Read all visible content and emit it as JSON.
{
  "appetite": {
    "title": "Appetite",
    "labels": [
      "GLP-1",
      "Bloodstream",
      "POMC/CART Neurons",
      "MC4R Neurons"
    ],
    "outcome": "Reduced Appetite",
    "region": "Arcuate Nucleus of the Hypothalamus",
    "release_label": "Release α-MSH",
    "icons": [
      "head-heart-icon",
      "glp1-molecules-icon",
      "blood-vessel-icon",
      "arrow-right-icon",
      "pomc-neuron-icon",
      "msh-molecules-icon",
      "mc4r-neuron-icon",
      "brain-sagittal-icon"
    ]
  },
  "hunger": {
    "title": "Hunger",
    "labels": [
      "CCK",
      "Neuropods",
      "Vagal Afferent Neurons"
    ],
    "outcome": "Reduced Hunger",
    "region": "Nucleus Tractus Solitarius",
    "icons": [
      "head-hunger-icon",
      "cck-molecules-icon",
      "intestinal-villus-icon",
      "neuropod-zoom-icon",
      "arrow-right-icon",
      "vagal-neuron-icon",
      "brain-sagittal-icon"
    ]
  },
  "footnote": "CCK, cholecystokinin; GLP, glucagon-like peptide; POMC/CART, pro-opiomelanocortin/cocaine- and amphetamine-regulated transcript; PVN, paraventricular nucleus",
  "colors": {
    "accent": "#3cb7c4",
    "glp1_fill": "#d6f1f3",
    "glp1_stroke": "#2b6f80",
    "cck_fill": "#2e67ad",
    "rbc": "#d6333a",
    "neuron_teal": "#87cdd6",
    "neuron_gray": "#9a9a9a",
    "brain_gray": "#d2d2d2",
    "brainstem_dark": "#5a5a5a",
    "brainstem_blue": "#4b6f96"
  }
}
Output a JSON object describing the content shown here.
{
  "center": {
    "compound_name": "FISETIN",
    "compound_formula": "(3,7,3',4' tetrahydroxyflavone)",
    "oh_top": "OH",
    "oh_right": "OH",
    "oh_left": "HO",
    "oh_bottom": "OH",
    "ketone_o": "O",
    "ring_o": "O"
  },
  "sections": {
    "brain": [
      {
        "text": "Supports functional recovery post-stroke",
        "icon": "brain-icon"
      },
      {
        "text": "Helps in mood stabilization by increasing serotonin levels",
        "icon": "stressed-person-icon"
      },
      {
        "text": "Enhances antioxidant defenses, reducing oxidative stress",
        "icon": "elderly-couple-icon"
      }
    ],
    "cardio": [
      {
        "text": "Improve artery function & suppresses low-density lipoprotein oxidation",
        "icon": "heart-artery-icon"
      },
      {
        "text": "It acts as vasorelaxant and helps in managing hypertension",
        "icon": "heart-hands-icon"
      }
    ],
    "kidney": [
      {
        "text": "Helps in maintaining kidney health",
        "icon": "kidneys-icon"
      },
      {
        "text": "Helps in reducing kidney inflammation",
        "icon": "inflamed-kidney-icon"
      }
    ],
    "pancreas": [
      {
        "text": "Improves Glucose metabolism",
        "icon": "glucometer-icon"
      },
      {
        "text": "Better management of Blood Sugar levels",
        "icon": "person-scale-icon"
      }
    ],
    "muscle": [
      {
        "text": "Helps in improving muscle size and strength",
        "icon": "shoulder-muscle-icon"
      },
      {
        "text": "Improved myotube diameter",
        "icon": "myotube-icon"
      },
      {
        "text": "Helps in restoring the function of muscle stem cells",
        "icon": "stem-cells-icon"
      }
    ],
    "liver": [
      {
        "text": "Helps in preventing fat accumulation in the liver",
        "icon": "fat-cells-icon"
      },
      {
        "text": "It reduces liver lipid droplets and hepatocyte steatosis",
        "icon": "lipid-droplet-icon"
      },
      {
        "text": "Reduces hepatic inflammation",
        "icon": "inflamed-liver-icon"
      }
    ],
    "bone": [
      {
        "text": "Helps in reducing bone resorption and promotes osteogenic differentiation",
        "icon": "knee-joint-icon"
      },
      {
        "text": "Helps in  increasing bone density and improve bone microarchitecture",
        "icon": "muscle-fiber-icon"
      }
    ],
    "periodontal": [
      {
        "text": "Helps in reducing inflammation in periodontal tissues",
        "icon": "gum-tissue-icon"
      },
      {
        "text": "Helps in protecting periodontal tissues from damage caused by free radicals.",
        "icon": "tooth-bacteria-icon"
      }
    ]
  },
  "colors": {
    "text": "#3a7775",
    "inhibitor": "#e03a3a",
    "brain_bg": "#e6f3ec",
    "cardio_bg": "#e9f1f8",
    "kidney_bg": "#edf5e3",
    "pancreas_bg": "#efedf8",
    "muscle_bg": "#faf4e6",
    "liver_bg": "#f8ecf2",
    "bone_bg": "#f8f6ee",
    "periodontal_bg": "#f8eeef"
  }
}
# # # # #
§ **Problem description**
Output the listing exactly.

§ **Solution**
Read all visible content and emit it as JSON.
{
  "appetite": {
    "title": "Appetite",
    "labels": [
      "GLP-1",
      "Bloodstream",
      "POMC/CART Neurons",
      "MC4R Neurons"
    ],
    "outcome": "Reduced Appetite",
    "region": "Arcuate Nucleus of the Hypothalamus",
    "release_label": "Release α-MSH",
    "icons": [
      "head-heart-icon",
      "glp1-molecules-icon",
      "blood-vessel-icon",
      "arrow-right-icon",
      "pomc-neuron-icon",
      "msh-molecules-icon",
      "mc4r-neuron-icon",
      "brain-sagittal-icon"
    ]
  },
  "hunger": {
    "title": "Hunger",
    "labels": [
      "CCK",
      "Neuropods",
      "Vagal Afferent Neurons"
    ],
    "outcome": "Reduced Hunger",
    "region": "Nucleus Tractus Solitarius",
    "icons": [
      "head-hunger-icon",
      "cck-molecules-icon",
      "intestinal-villus-icon",
      "neuropod-zoom-icon",
      "arrow-right-icon",
      "vagal-neuron-icon",
      "brain-sagittal-icon"
    ]
  },
  "footnote": "CCK, cholecystokinin; GLP, glucagon-like peptide; POMC/CART, pro-opiomelanocortin/cocaine- and amphetamine-regulated transcript; PVN, paraventricular nucleus",
  "colors": {
    "accent": "#3cb7c4",
    "glp1_fill": "#d6f1f3",
    "glp1_stroke": "#2b6f80",
    "cck_fill": "#2e67ad",
    "rbc": "#d6333a",
    "neuron_teal": "#87cdd6",
    "neuron_gray": "#9a9a9a",
    "brain_gray": "#d2d2d2",
    "brainstem_dark": "#5a5a5a",
    "brainstem_blue": "#4b6f96"
  }
}
Output a JSON object describing the content shown here.
{
  "center": {
    "compound_name": "FISETIN",
    "compound_formula": "(3,7,3',4' tetrahydroxyflavone)",
    "oh_top": "OH",
    "oh_right": "OH",
    "oh_left": "HO",
    "oh_bottom": "OH",
    "ketone_o": "O",
    "ring_o": "O"
  },
  "sections": {
    "brain": [
      {
        "text": "Supports functional recovery post-stroke",
        "icon": "brain-icon"
      },
      {
        "text": "Helps in mood stabilization by increasing serotonin levels",
        "icon": "stressed-person-icon"
      },
      {
        "text": "Enhances antioxidant defenses, reducing oxidative stress",
        "icon": "elderly-couple-icon"
      }
    ],
    "cardio": [
      {
        "text": "Improve artery function & suppresses low-density lipoprotein oxidation",
        "icon": "heart-artery-icon"
      },
      {
        "text": "It acts as vasorelaxant and helps in managing hypertension",
        "icon": "heart-hands-icon"
      }
    ],
    "kidney": [
      {
        "text": "Helps in maintaining kidney health",
        "icon": "kidneys-icon"
      },
      {
        "text": "Helps in reducing kidney inflammation",
        "icon": "inflamed-kidney-icon"
      }
    ],
    "pancreas": [
      {
        "text": "Improves Glucose metabolism",
        "icon": "glucometer-icon"
      },
      {
        "text": "Better management of Blood Sugar levels",
        "icon": "person-scale-icon"
      }
    ],
    "muscle": [
      {
        "text": "Helps in improving muscle size and strength",
        "icon": "shoulder-muscle-icon"
      },
      {
        "text": "Improved myotube diameter",
        "icon": "myotube-icon"
      },
      {
        "text": "Helps in restoring the function of muscle stem cells",
        "icon": "stem-cells-icon"
      }
    ],
    "liver": [
      {
        "text": "Helps in preventing fat accumulation in the liver",
        "icon": "fat-cells-icon"
      },
      {
        "text": "It reduces liver lipid droplets and hepatocyte steatosis",
        "icon": "lipid-droplet-icon"
      },
      {
        "text": "Reduces hepatic inflammation",
        "icon": "inflamed-liver-icon"
      }
    ],
    "bone": [
      {
        "text": "Helps in reducing bone resorption and promotes osteogenic differentiation",
        "icon": "knee-joint-icon"
      },
      {
        "text": "Helps in  increasing bone density and improve bone microarchitecture",
        "icon": "muscle-fiber-icon"
      }
    ],
    "periodontal": [
      {
        "text": "Helps in reducing inflammation in periodontal tissues",
        "icon": "gum-tissue-icon"
      },
      {
        "text": "Helps in protecting periodontal tissues from damage caused by free radicals.",
        "icon": "tooth-bacteria-icon"
      }
    ]
  },
  "colors": {
    "text": "#3a7775",
    "inhibitor": "#e03a3a",
    "brain_bg": "#e6f3ec",
    "cardio_bg": "#e9f1f8",
    "kidney_bg": "#edf5e3",
    "pancreas_bg": "#efedf8",
    "muscle_bg": "#faf4e6",
    "liver_bg": "#f8ecf2",
    "bone_bg": "#f8f6ee",
    "periodontal_bg": "#f8eeef"
  }
}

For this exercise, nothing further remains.